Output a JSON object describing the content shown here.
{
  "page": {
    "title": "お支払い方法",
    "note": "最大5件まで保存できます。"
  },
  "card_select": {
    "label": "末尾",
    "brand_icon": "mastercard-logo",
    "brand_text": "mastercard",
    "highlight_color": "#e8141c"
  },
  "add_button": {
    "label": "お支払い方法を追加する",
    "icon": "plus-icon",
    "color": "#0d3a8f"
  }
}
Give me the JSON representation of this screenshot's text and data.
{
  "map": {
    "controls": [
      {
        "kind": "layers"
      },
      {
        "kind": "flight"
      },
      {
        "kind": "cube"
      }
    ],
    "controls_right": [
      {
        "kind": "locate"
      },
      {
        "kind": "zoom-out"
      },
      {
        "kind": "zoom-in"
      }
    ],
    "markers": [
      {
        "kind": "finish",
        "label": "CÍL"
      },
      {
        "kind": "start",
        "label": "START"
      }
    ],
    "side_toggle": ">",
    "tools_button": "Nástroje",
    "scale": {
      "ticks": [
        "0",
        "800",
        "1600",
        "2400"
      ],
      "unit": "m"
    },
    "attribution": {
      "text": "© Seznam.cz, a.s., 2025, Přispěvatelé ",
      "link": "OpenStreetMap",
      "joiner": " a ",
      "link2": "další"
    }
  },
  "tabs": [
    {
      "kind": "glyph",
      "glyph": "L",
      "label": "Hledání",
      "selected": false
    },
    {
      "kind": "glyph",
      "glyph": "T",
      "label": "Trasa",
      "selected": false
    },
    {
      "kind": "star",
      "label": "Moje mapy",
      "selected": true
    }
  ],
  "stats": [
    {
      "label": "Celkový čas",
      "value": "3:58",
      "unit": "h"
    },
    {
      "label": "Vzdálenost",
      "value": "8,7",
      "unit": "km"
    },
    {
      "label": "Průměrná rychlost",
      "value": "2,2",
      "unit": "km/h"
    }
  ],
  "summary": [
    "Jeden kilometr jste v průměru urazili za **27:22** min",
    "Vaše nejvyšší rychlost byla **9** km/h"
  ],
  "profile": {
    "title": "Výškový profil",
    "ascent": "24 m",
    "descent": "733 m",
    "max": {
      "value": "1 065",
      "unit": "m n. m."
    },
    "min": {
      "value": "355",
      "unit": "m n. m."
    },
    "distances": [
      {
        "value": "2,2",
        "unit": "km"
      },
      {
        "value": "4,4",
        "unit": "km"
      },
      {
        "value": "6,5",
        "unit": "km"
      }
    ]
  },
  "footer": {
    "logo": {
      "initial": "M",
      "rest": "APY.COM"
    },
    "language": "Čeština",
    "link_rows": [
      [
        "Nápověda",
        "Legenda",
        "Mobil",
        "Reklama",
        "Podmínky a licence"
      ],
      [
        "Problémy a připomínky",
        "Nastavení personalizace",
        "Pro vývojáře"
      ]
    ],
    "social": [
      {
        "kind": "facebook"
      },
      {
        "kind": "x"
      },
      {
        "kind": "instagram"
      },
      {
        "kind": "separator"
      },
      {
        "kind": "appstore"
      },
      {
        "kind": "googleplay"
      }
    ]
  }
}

##########

- Short exercise: Reproduce each line holding the word "rychlost".

- Answer to this exercise:
      "label": "Průměrná rychlost",
    "Vaše nejvyšší rychlost byla **9** km/h"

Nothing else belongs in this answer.